→ **Instructions to follow**
Below is a listing to transcribe in full and exactly; keep the pictures out.

→ **Exercise input**
▽
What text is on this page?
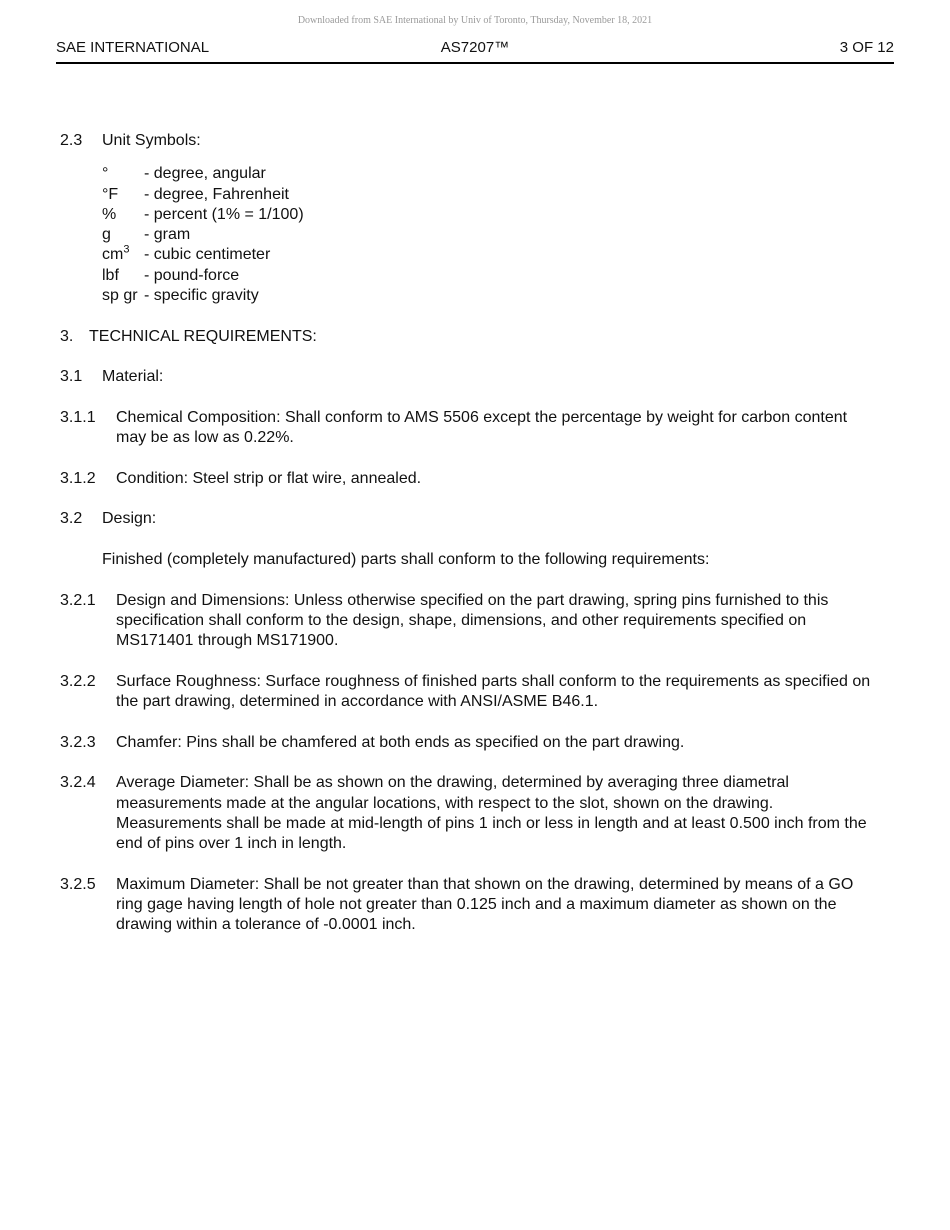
Downloaded from SAE International by Univ of Toronto, Thursday, November 18, 2021
SAE INTERNATIONAL	AS7207™	3 OF 12
2.3 Unit Symbols:
° - degree, angular
°F - degree, Fahrenheit
% - percent (1% = 1/100)
g - gram
$cm^3$ - cubic centimeter
lbf - pound-force
sp gr - specific gravity
3. TECHNICAL REQUIREMENTS:
3.1 Material:
3.1.1	Chemical Composition: Shall conform to AMS 5506 except the percentage by weight for carbon content may be as low as 0.22%.
3.1.2	Condition: Steel strip or flat wire, annealed.
3.2 Design:
Finished (completely manufactured) parts shall conform to the following requirements:
3.2.1	Design and Dimensions: Unless otherwise specified on the part drawing, spring pins furnished to this specification shall conform to the design, shape, dimensions, and other requirements specified on MS171401 through MS171900.
3.2.2	Surface Roughness: Surface roughness of finished parts shall conform to the requirements as specified on the part drawing, determined in accordance with ANSI/ASME B46.1.
3.2.3	Chamfer: Pins shall be chamfered at both ends as specified on the part drawing.
3.2.4	Average Diameter: Shall be as shown on the drawing, determined by averaging three diametral measurements made at the angular locations, with respect to the slot, shown on the drawing. Measurements shall be made at mid-length of pins 1 inch or less in length and at least 0.500 inch from the end of pins over 1 inch in length.
3.2.5	Maximum Diameter: Shall be not greater than that shown on the drawing, determined by means of a GO ring gage having length of hole not greater than 0.125 inch and a maximum diameter as shown on the drawing within a tolerance of -0.0001 inch.
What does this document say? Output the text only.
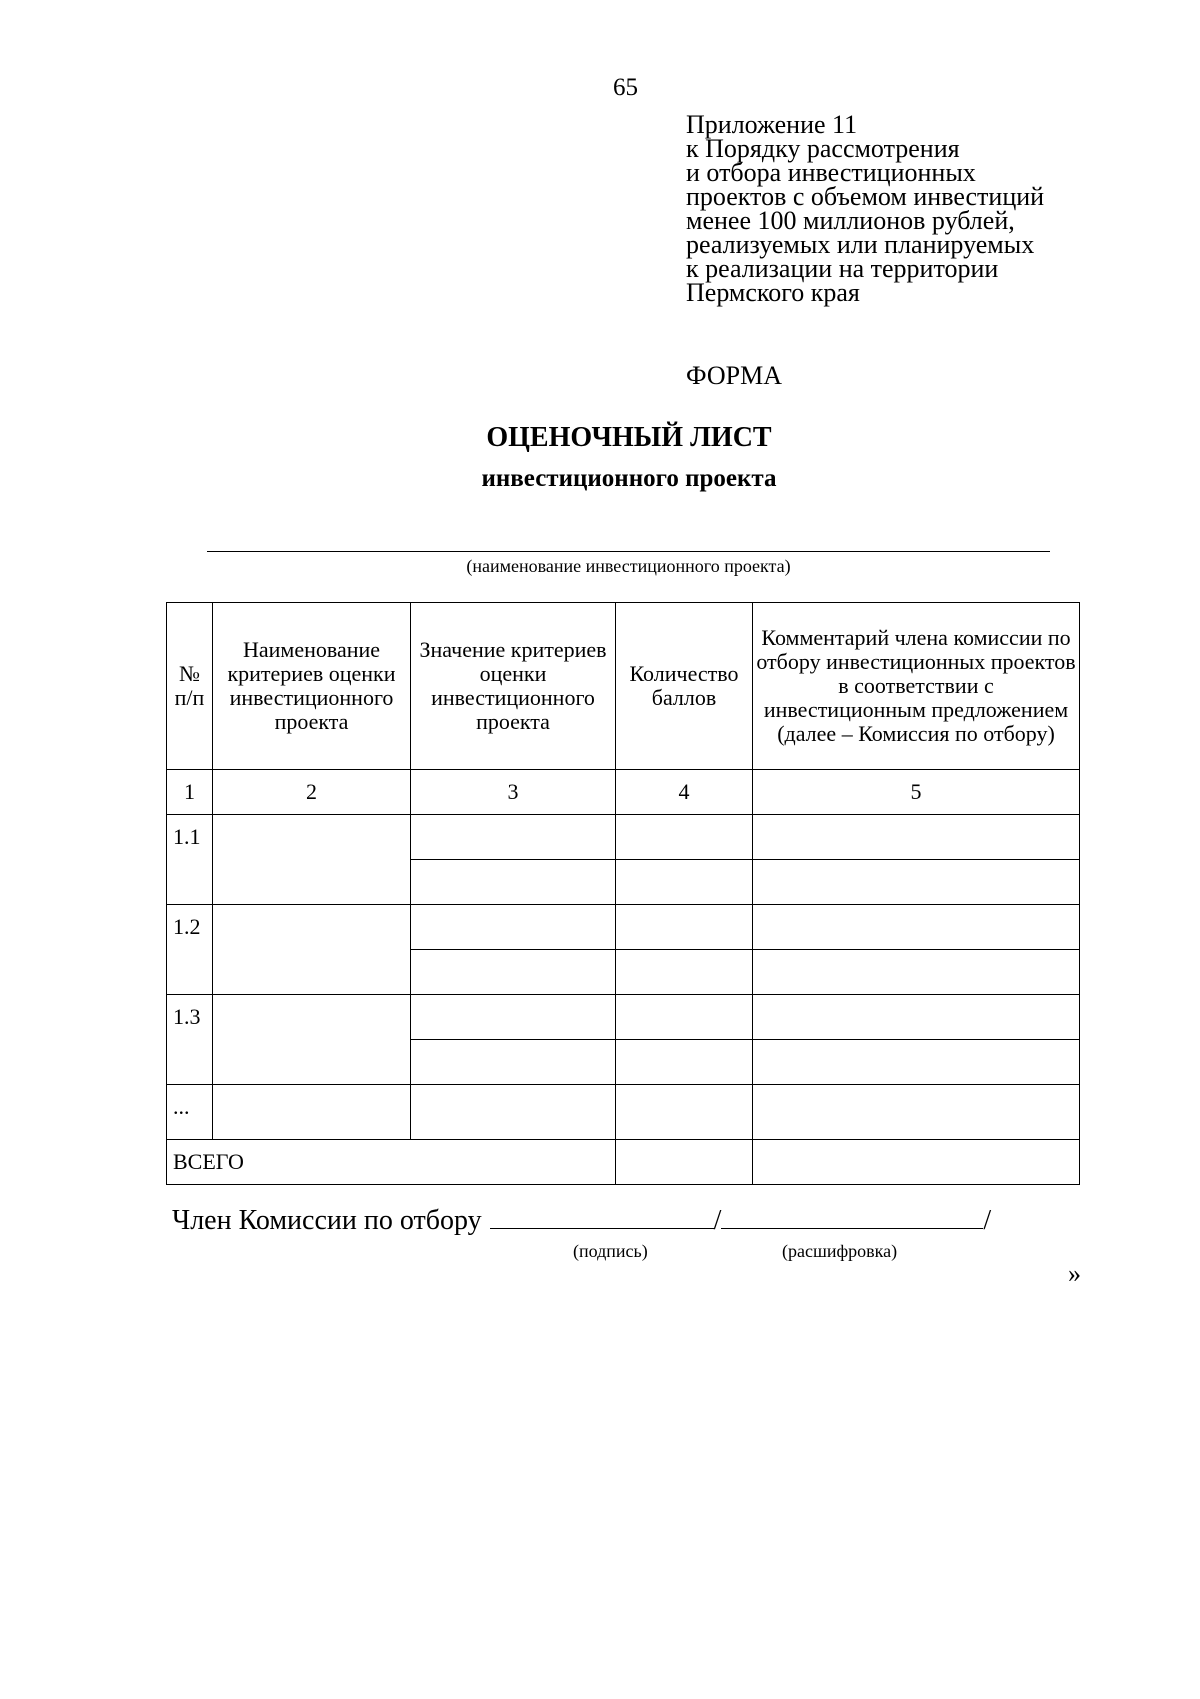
65
Приложение 11
к Порядку рассмотрения
и отбора инвестиционных
проектов с объемом инвестиций
менее 100 миллионов рублей,
реализуемых или планируемых
к реализации на территории
Пермского края
ФОРМА
ОЦЕНОЧНЫЙ ЛИСТ
инвестиционного проекта
(наименование инвестиционного проекта)
№ п/п	Наименование критериев оценки инвестиционного проекта	Значение критериев оценки инвестиционного проекта	Количество баллов	Комментарий члена комиссии по отбору инвестиционных проектов в соответствии с инвестиционным предложением (далее – Комиссия по отбору)
1	2	3	4	5
1.1				

1.2				

1.3				

...				
ВСЕГО				
Член Комиссии по отбору	/	/
(подпись)	(расшифровка)
»
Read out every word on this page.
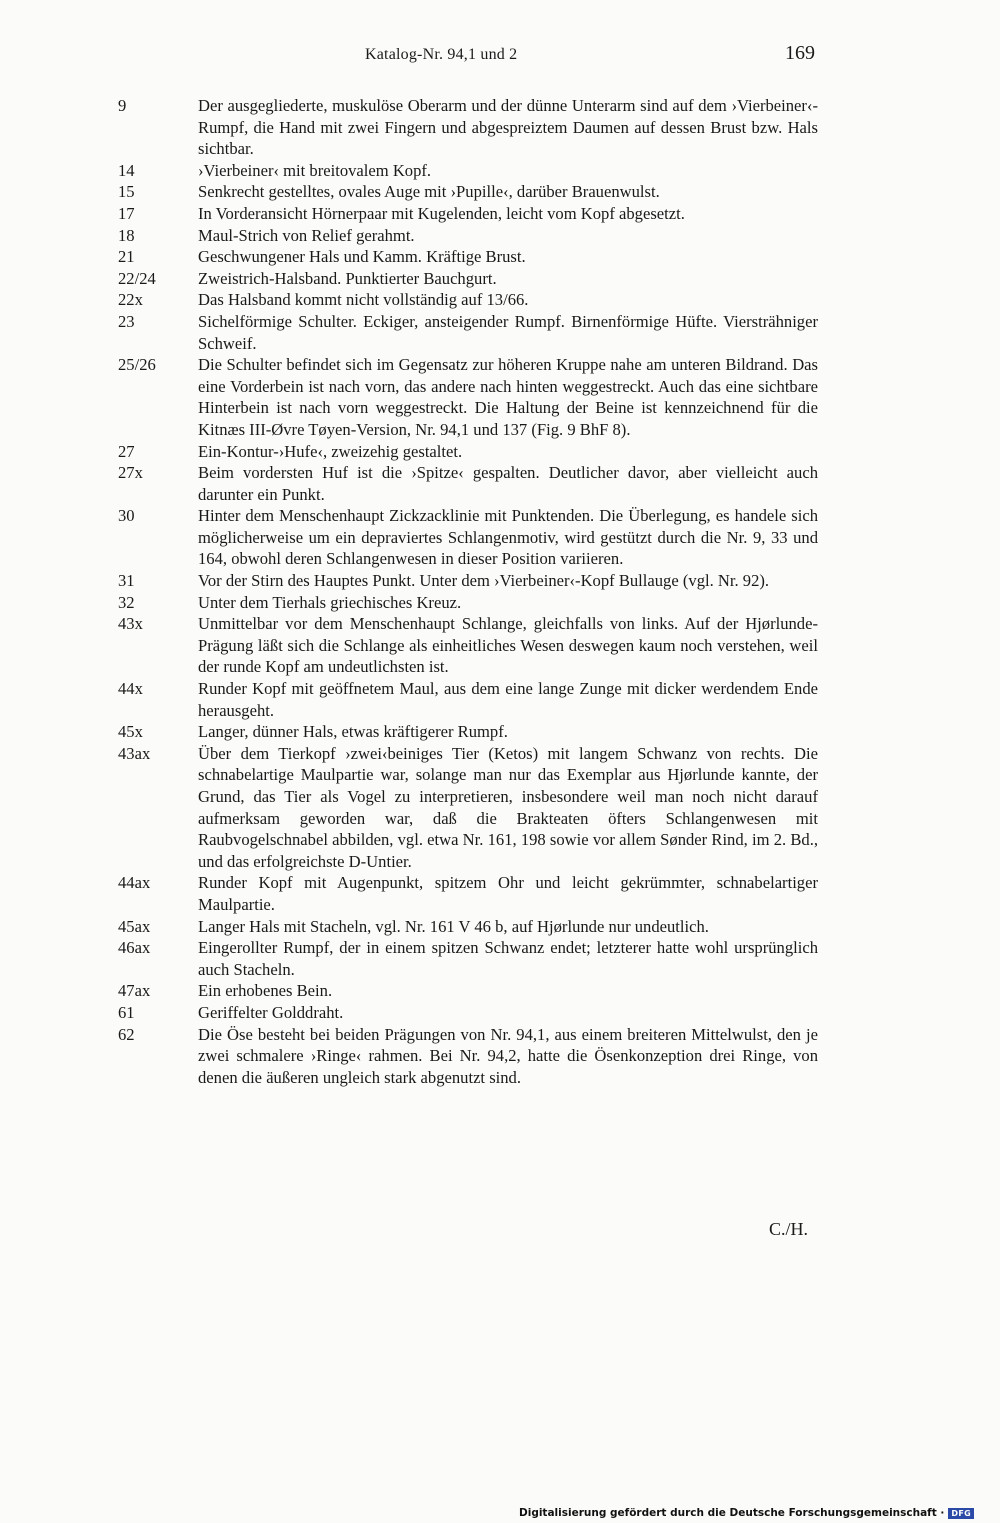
Katalog-Nr. 94,1 und 2	169
9	Der ausgegliederte, muskulöse Oberarm und der dünne Unterarm sind auf dem ›Vierbeiner‹-Rumpf, die Hand mit zwei Fingern und abgespreiztem Daumen auf dessen Brust bzw. Hals sichtbar.
14	›Vierbeiner‹ mit breitovalem Kopf.
15	Senkrecht gestelltes, ovales Auge mit ›Pupille‹, darüber Brauenwulst.
17	In Vorderansicht Hörnerpaar mit Kugelenden, leicht vom Kopf abgesetzt.
18	Maul-Strich von Relief gerahmt.
21	Geschwungener Hals und Kamm. Kräftige Brust.
22/24	Zweistrich-Halsband. Punktierter Bauchgurt.
22x	Das Halsband kommt nicht vollständig auf 13/66.
23	Sichelförmige Schulter. Eckiger, ansteigender Rumpf. Birnenförmige Hüfte. Viersträhniger Schweif.
25/26	Die Schulter befindet sich im Gegensatz zur höheren Kruppe nahe am unteren Bildrand. Das eine Vorderbein ist nach vorn, das andere nach hinten weggestreckt. Auch das eine sichtbare Hinterbein ist nach vorn weggestreckt. Die Haltung der Beine ist kennzeichnend für die Kitnæs III-Øvre Tøyen-Version, Nr. 94,1 und 137 (Fig. 9 BhF 8).
27	Ein-Kontur-›Hufe‹, zweizehig gestaltet.
27x	Beim vordersten Huf ist die ›Spitze‹ gespalten. Deutlicher davor, aber vielleicht auch darunter ein Punkt.
30	Hinter dem Menschenhaupt Zickzacklinie mit Punktenden. Die Überlegung, es handele sich möglicherweise um ein depraviertes Schlangenmotiv, wird gestützt durch die Nr. 9, 33 und 164, obwohl deren Schlangenwesen in dieser Position variieren.
31	Vor der Stirn des Hauptes Punkt. Unter dem ›Vierbeiner‹-Kopf Bullauge (vgl. Nr. 92).
32	Unter dem Tierhals griechisches Kreuz.
43x	Unmittelbar vor dem Menschenhaupt Schlange, gleichfalls von links. Auf der Hjørlunde-Prägung läßt sich die Schlange als einheitliches Wesen deswegen kaum noch verstehen, weil der runde Kopf am undeutlichsten ist.
44x	Runder Kopf mit geöffnetem Maul, aus dem eine lange Zunge mit dicker werdendem Ende herausgeht.
45x	Langer, dünner Hals, etwas kräftigerer Rumpf.
43ax	Über dem Tierkopf ›zwei‹beiniges Tier (Ketos) mit langem Schwanz von rechts. Die schnabelartige Maulpartie war, solange man nur das Exemplar aus Hjørlunde kannte, der Grund, das Tier als Vogel zu interpretieren, insbesondere weil man noch nicht darauf aufmerksam geworden war, daß die Brakteaten öfters Schlangenwesen mit Raubvogelschnabel abbilden, vgl. etwa Nr. 161, 198 sowie vor allem Sønder Rind, im 2. Bd., und das erfolgreichste D-Untier.
44ax	Runder Kopf mit Augenpunkt, spitzem Ohr und leicht gekrümmter, schnabelartiger Maulpartie.
45ax	Langer Hals mit Stacheln, vgl. Nr. 161 V 46 b, auf Hjørlunde nur undeutlich.
46ax	Eingerollter Rumpf, der in einem spitzen Schwanz endet; letzterer hatte wohl ursprünglich auch Stacheln.
47ax	Ein erhobenes Bein.
61	Geriffelter Golddraht.
62	Die Öse besteht bei beiden Prägungen von Nr. 94,1, aus einem breiteren Mittelwulst, den je zwei schmalere ›Ringe‹ rahmen. Bei Nr. 94,2, hatte die Ösenkonzeption drei Ringe, von denen die äußeren ungleich stark abgenutzt sind.
C./H.
Digitalisierung gefördert durch die Deutsche Forschungsgemeinschaft · DFG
△
→ **Exercise response**
What text is on this page?
Downloaded from SAE International by Univ of Toronto, Thursday, November 18, 2021
SAE INTERNATIONAL	AS7207™	3 OF 12
2.3 Unit Symbols:
° - degree, angular
°F - degree, Fahrenheit
% - percent (1% = 1/100)
g - gram
$cm^3$ - cubic centimeter
lbf - pound-force
sp gr - specific gravity
3. TECHNICAL REQUIREMENTS:
3.1 Material:
3.1.1	Chemical Composition: Shall conform to AMS 5506 except the percentage by weight for carbon content may be as low as 0.22%.
3.1.2	Condition: Steel strip or flat wire, annealed.
3.2 Design:
Finished (completely manufactured) parts shall conform to the following requirements:
3.2.1	Design and Dimensions: Unless otherwise specified on the part drawing, spring pins furnished to this specification shall conform to the design, shape, dimensions, and other requirements specified on MS171401 through MS171900.
3.2.2	Surface Roughness: Surface roughness of finished parts shall conform to the requirements as specified on the part drawing, determined in accordance with ANSI/ASME B46.1.
3.2.3	Chamfer: Pins shall be chamfered at both ends as specified on the part drawing.
3.2.4	Average Diameter: Shall be as shown on the drawing, determined by averaging three diametral measurements made at the angular locations, with respect to the slot, shown on the drawing. Measurements shall be made at mid-length of pins 1 inch or less in length and at least 0.500 inch from the end of pins over 1 inch in length.
3.2.5	Maximum Diameter: Shall be not greater than that shown on the drawing, determined by means of a GO ring gage having length of hole not greater than 0.125 inch and a maximum diameter as shown on the drawing within a tolerance of -0.0001 inch.
What does this document say? Output the text only.
65
Приложение 11
к Порядку рассмотрения
и отбора инвестиционных
проектов с объемом инвестиций
менее 100 миллионов рублей,
реализуемых или планируемых
к реализации на территории
Пермского края
ФОРМА
ОЦЕНОЧНЫЙ ЛИСТ
инвестиционного проекта
(наименование инвестиционного проекта)
№ п/п	Наименование критериев оценки инвестиционного проекта	Значение критериев оценки инвестиционного проекта	Количество баллов	Комментарий члена комиссии по отбору инвестиционных проектов в соответствии с инвестиционным предложением (далее – Комиссия по отбору)
1	2	3	4	5
1.1				

1.2				

1.3				

...				
ВСЕГО				
Член Комиссии по отбору	/	/
(подпись)	(расшифровка)
»
Read out every word on this page.
Katalog-Nr. 94,1 und 2	169
9	Der ausgegliederte, muskulöse Oberarm und der dünne Unterarm sind auf dem ›Vierbeiner‹-Rumpf, die Hand mit zwei Fingern und abgespreiztem Daumen auf dessen Brust bzw. Hals sichtbar.
14	›Vierbeiner‹ mit breitovalem Kopf.
15	Senkrecht gestelltes, ovales Auge mit ›Pupille‹, darüber Brauenwulst.
17	In Vorderansicht Hörnerpaar mit Kugelenden, leicht vom Kopf abgesetzt.
18	Maul-Strich von Relief gerahmt.
21	Geschwungener Hals und Kamm. Kräftige Brust.
22/24	Zweistrich-Halsband. Punktierter Bauchgurt.
22x	Das Halsband kommt nicht vollständig auf 13/66.
23	Sichelförmige Schulter. Eckiger, ansteigender Rumpf. Birnenförmige Hüfte. Viersträhniger Schweif.
25/26	Die Schulter befindet sich im Gegensatz zur höheren Kruppe nahe am unteren Bildrand. Das eine Vorderbein ist nach vorn, das andere nach hinten weggestreckt. Auch das eine sichtbare Hinterbein ist nach vorn weggestreckt. Die Haltung der Beine ist kennzeichnend für die Kitnæs III-Øvre Tøyen-Version, Nr. 94,1 und 137 (Fig. 9 BhF 8).
27	Ein-Kontur-›Hufe‹, zweizehig gestaltet.
27x	Beim vordersten Huf ist die ›Spitze‹ gespalten. Deutlicher davor, aber vielleicht auch darunter ein Punkt.
30	Hinter dem Menschenhaupt Zickzacklinie mit Punktenden. Die Überlegung, es handele sich möglicherweise um ein depraviertes Schlangenmotiv, wird gestützt durch die Nr. 9, 33 und 164, obwohl deren Schlangenwesen in dieser Position variieren.
31	Vor der Stirn des Hauptes Punkt. Unter dem ›Vierbeiner‹-Kopf Bullauge (vgl. Nr. 92).
32	Unter dem Tierhals griechisches Kreuz.
43x	Unmittelbar vor dem Menschenhaupt Schlange, gleichfalls von links. Auf der Hjørlunde-Prägung läßt sich die Schlange als einheitliches Wesen deswegen kaum noch verstehen, weil der runde Kopf am undeutlichsten ist.
44x	Runder Kopf mit geöffnetem Maul, aus dem eine lange Zunge mit dicker werdendem Ende herausgeht.
45x	Langer, dünner Hals, etwas kräftigerer Rumpf.
43ax	Über dem Tierkopf ›zwei‹beiniges Tier (Ketos) mit langem Schwanz von rechts. Die schnabelartige Maulpartie war, solange man nur das Exemplar aus Hjørlunde kannte, der Grund, das Tier als Vogel zu interpretieren, insbesondere weil man noch nicht darauf aufmerksam geworden war, daß die Brakteaten öfters Schlangenwesen mit Raubvogelschnabel abbilden, vgl. etwa Nr. 161, 198 sowie vor allem Sønder Rind, im 2. Bd., und das erfolgreichste D-Untier.
44ax	Runder Kopf mit Augenpunkt, spitzem Ohr und leicht gekrümmter, schnabelartiger Maulpartie.
45ax	Langer Hals mit Stacheln, vgl. Nr. 161 V 46 b, auf Hjørlunde nur undeutlich.
46ax	Eingerollter Rumpf, der in einem spitzen Schwanz endet; letzterer hatte wohl ursprünglich auch Stacheln.
47ax	Ein erhobenes Bein.
61	Geriffelter Golddraht.
62	Die Öse besteht bei beiden Prägungen von Nr. 94,1, aus einem breiteren Mittelwulst, den je zwei schmalere ›Ringe‹ rahmen. Bei Nr. 94,2, hatte die Ösenkonzeption drei Ringe, von denen die äußeren ungleich stark abgenutzt sind.
C./H.
Digitalisierung gefördert durch die Deutsche Forschungsgemeinschaft · DFG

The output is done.